[REQUIREMENTS]
Give the number of lines in the entries that contain "appearance". State only the count.

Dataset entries
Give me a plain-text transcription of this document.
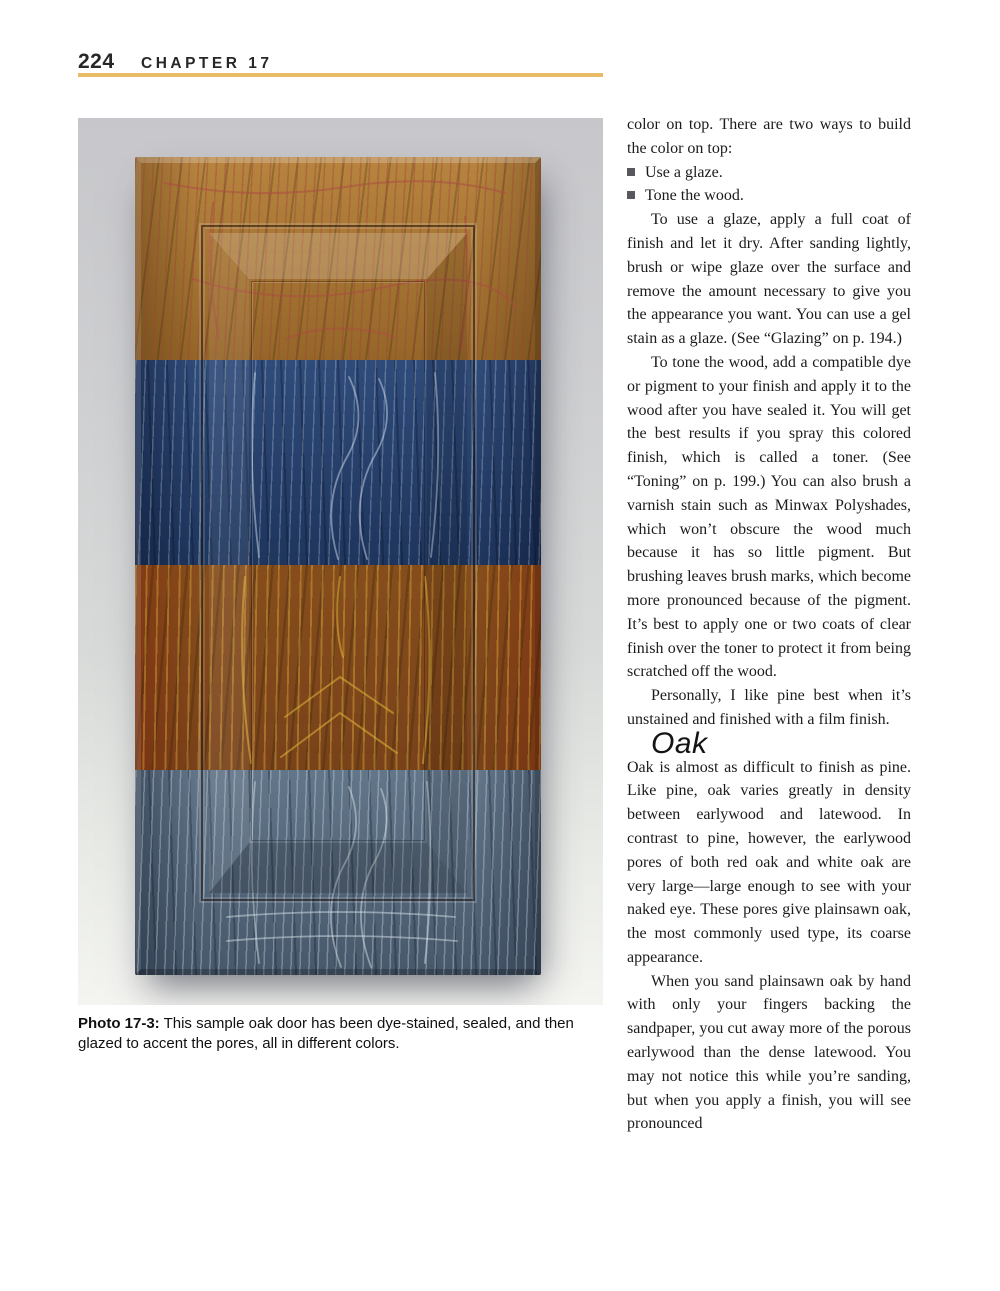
224 CHAPTER 17
Photo 17-3: This sample oak door has been dye-stained, sealed, and then glazed to accent the pores, all in different colors.

color on top. There are two ways to build the color on top:

Use a glaze.

Tone the wood.

To use a glaze, apply a full coat of finish and let it dry. After sanding lightly, brush or wipe glaze over the surface and remove the amount necessary to give you the appearance you want. You can use a gel stain as a glaze. (See “Glazing” on p. 194.)

To tone the wood, add a compatible dye or pigment to your finish and apply it to the wood after you have sealed it. You will get the best results if you spray this colored finish, which is called a toner. (See “Toning” on p. 199.) You can also brush a varnish stain such as Minwax Polyshades, which won’t obscure the wood much because it has so little pigment. But brushing leaves brush marks, which become more pronounced because of the pigment. It’s best to apply one or two coats of clear finish over the toner to protect it from being scratched off the wood.

Personally, I like pine best when it’s unstained and finished with a film finish.

Oak

Oak is almost as difficult to finish as pine. Like pine, oak varies greatly in density between earlywood and latewood. In contrast to pine, however, the earlywood pores of both red oak and white oak are very large—large enough to see with your naked eye. These pores give plainsawn oak, the most commonly used type, its coarse appearance.

When you sand plainsawn oak by hand with only your fingers backing the sandpaper, you cut away more of the porous earlywood than the dense latewood. You may not notice this while you’re sanding, but when you apply a finish, you will see pronounced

[EXERCISE SOLUTION]
2